### Set problem
In the lines from the first one through the one containing "add-users-button[interactable]: Add Users", replace "row-checkbox" with "select-box" and leave everything else unchanged.

— Start of Task input —

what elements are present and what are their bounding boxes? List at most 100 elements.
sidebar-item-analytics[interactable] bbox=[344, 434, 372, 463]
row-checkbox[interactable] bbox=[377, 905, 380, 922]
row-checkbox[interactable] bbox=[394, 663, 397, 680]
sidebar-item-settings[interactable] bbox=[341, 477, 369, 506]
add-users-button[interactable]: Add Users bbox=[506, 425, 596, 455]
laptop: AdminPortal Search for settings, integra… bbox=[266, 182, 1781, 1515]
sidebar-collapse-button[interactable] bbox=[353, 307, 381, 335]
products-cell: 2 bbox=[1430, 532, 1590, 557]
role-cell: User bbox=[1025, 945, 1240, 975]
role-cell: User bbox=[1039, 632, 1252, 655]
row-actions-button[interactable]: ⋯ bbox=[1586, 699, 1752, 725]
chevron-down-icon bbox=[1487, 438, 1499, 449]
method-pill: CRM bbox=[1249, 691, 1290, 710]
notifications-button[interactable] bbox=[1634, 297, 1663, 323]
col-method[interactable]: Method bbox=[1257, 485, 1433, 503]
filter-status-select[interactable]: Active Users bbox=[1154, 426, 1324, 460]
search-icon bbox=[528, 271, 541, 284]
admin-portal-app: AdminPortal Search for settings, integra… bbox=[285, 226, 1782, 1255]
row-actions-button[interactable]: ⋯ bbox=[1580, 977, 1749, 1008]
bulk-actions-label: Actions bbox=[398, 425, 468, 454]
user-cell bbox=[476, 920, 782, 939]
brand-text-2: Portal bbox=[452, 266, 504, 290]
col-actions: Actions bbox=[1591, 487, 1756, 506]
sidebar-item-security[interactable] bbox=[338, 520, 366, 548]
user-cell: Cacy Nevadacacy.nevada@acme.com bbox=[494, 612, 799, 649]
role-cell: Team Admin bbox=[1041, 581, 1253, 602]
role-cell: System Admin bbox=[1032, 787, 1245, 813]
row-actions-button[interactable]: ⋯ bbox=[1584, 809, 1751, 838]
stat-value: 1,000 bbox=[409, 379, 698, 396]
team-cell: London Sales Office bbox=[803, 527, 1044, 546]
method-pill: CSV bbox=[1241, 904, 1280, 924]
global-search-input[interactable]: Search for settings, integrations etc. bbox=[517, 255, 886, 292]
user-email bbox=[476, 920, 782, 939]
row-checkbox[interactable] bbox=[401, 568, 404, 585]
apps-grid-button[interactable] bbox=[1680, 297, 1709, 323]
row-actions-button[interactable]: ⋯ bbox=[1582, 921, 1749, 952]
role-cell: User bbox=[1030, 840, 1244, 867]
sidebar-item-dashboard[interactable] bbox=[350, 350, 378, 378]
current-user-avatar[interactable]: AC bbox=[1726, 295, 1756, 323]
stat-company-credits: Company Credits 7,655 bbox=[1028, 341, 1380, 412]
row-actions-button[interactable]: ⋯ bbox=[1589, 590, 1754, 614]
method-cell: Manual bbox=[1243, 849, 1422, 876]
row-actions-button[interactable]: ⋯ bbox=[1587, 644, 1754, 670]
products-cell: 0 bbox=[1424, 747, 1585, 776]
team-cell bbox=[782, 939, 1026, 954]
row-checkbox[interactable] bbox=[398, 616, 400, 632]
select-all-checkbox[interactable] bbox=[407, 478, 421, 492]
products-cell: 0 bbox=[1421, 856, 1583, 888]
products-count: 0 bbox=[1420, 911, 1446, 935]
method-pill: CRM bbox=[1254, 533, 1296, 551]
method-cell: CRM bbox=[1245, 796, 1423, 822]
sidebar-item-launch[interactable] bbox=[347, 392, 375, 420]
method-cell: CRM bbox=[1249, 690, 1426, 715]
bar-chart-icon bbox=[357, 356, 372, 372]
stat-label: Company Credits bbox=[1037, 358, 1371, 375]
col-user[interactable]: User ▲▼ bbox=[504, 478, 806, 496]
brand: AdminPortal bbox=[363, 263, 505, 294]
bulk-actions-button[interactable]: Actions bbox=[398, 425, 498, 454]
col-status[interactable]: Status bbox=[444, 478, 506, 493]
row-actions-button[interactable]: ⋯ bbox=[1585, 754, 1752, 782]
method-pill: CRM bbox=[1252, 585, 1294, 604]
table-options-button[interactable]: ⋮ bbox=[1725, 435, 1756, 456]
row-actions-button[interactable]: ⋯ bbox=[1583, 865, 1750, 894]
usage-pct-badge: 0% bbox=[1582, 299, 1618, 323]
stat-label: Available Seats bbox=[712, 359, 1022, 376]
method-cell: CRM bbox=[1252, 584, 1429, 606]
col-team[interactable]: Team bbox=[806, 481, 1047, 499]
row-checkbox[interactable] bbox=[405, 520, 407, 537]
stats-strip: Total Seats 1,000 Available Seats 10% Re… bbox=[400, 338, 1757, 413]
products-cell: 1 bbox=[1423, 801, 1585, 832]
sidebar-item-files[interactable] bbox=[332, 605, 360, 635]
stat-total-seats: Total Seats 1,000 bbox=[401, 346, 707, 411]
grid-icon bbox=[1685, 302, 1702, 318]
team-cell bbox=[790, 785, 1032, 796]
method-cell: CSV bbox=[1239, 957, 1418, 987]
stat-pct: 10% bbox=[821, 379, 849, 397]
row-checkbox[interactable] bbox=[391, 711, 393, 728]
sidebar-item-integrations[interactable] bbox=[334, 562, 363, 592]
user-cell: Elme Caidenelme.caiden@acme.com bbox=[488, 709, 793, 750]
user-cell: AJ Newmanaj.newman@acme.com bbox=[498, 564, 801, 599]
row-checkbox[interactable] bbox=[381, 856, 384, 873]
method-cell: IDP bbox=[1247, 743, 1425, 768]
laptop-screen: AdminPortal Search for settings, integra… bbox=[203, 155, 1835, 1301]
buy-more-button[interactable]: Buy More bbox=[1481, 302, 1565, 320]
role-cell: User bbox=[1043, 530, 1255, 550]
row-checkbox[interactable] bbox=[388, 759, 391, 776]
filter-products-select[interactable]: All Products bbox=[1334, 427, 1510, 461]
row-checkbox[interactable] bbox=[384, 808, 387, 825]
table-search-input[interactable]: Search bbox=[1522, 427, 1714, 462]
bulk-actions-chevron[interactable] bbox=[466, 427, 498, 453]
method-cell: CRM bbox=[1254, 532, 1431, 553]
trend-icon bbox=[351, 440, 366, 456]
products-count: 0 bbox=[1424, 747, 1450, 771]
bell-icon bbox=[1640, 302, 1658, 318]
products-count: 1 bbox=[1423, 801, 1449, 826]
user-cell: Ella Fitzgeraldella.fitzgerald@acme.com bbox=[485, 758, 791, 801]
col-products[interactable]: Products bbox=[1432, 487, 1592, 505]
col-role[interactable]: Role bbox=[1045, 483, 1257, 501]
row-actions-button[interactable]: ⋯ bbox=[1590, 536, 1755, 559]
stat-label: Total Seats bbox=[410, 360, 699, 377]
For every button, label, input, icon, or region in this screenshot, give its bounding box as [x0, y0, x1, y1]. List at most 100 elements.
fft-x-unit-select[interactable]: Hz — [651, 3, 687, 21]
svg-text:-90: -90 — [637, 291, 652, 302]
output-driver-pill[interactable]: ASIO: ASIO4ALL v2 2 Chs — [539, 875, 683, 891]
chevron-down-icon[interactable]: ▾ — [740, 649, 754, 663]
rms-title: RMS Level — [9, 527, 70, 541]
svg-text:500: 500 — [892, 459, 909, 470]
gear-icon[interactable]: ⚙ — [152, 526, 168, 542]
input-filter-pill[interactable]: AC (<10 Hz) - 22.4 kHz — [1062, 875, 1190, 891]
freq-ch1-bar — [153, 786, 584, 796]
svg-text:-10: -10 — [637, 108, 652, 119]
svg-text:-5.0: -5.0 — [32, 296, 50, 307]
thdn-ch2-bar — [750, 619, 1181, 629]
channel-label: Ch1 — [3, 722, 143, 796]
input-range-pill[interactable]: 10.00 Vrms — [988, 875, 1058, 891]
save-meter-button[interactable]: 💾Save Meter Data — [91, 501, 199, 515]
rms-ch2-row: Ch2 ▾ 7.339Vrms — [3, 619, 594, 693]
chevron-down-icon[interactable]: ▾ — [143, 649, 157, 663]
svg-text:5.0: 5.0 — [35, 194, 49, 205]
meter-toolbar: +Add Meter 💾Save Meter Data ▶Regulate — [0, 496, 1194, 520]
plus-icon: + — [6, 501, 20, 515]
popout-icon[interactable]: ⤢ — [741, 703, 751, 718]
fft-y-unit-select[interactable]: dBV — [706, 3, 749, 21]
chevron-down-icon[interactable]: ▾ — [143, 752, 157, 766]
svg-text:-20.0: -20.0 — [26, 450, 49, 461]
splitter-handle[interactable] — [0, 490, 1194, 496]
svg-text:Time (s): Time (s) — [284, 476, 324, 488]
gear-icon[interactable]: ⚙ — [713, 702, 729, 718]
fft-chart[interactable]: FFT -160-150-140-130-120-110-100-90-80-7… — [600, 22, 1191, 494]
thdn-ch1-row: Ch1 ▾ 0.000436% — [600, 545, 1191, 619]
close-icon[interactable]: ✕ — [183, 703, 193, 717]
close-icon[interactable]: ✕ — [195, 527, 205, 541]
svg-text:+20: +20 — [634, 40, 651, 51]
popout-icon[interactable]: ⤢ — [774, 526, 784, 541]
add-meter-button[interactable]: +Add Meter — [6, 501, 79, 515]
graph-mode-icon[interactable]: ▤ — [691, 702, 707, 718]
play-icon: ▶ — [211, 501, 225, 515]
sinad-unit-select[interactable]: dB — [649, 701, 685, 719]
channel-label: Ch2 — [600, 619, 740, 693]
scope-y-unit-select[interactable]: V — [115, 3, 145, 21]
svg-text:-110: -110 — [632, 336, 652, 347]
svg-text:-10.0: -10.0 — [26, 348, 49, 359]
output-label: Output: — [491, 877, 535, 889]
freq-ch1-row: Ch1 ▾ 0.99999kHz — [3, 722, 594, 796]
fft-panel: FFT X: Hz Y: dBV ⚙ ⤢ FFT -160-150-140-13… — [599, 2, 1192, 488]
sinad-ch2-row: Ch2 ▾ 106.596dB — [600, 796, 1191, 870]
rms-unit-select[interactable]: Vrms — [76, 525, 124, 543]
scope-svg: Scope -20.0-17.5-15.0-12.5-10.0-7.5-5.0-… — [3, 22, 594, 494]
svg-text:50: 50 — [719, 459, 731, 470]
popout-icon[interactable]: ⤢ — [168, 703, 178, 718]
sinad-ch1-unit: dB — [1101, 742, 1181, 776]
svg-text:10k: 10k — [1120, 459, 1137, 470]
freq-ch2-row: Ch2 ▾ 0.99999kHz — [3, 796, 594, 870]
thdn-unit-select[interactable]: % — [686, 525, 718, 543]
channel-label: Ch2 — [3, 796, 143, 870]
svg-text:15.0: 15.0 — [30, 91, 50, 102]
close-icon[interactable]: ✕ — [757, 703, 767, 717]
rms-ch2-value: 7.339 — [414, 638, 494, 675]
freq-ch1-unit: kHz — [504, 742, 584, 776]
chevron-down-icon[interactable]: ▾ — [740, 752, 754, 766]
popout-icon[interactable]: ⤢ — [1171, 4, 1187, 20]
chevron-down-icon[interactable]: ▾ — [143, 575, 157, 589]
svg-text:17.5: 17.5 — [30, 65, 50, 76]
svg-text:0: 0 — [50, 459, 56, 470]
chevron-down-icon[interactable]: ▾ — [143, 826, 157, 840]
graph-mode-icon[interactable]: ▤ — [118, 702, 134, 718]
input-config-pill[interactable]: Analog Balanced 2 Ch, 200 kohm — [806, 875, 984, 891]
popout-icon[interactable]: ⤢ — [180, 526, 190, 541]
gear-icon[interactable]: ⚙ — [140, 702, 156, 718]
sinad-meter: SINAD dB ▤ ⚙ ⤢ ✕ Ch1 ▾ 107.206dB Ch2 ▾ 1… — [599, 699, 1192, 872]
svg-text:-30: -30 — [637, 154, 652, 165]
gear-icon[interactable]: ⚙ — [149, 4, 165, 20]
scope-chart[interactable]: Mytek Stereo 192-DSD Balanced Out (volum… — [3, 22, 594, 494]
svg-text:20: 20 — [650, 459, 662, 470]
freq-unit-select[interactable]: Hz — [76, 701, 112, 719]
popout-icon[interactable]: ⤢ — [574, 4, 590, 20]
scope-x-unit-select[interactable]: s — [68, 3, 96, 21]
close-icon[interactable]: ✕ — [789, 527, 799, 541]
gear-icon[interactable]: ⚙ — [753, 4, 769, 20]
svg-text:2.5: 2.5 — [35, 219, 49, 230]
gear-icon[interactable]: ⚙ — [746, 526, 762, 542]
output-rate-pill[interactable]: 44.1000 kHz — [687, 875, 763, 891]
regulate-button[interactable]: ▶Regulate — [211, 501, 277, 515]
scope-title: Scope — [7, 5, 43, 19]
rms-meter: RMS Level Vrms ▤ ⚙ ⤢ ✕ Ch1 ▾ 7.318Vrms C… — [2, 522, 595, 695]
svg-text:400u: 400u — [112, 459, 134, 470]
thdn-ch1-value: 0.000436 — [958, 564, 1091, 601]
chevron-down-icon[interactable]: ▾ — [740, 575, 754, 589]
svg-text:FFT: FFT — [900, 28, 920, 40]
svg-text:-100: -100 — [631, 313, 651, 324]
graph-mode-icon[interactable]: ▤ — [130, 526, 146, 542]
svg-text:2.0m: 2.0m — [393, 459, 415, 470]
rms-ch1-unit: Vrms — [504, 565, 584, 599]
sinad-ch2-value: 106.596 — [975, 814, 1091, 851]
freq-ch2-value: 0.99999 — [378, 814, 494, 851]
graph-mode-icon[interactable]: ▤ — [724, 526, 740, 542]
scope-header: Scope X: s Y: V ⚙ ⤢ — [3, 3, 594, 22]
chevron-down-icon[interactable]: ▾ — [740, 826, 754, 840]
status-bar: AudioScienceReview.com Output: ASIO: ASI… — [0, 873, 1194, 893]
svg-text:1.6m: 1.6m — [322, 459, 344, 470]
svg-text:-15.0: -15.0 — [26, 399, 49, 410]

— End of Task input —

### Full answer
what elements are present and what are their bounding boxes? List at most 100 elements.
sidebar-item-analytics[interactable] bbox=[344, 434, 372, 463]
select-box[interactable] bbox=[377, 905, 380, 922]
select-box[interactable] bbox=[394, 663, 397, 680]
sidebar-item-settings[interactable] bbox=[341, 477, 369, 506]
add-users-button[interactable]: Add Users bbox=[506, 425, 596, 455]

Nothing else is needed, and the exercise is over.